[Items listed in a dataset]

= = = =

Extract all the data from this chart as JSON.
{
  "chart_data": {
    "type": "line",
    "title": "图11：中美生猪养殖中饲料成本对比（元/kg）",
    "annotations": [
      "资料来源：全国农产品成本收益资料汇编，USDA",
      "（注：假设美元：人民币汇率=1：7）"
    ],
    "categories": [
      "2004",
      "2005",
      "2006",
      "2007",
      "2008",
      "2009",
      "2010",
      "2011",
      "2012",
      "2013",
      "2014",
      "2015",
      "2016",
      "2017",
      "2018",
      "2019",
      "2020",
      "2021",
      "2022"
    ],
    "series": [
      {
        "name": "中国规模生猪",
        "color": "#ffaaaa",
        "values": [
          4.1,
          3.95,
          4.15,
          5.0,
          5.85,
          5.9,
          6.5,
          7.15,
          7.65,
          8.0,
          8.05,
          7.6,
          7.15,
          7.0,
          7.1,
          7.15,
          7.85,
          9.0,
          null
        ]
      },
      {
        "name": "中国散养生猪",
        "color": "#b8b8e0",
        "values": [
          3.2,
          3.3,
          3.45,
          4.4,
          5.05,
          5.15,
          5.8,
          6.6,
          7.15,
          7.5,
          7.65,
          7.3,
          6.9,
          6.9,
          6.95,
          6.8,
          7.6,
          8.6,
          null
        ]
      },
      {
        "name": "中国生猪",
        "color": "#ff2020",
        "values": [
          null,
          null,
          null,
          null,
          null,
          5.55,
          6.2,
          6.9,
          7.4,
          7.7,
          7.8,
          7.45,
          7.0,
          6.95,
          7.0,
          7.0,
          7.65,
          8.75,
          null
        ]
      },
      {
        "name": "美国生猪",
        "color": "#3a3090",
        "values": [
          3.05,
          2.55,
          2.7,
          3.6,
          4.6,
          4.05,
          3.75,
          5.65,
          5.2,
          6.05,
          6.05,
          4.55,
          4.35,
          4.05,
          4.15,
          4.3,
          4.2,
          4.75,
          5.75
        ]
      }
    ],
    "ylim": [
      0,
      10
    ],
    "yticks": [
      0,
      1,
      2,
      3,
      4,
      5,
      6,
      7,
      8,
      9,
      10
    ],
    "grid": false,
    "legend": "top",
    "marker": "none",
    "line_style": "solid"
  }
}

= = = =

§ **Problem to work on**
For this exercise, gather every line of the data that contains the word "color".

§ **Answer to the task**
        "color": "#ffaaaa",
        "color": "#b8b8e0",
        "color": "#ff2020",
        "color": "#3a3090",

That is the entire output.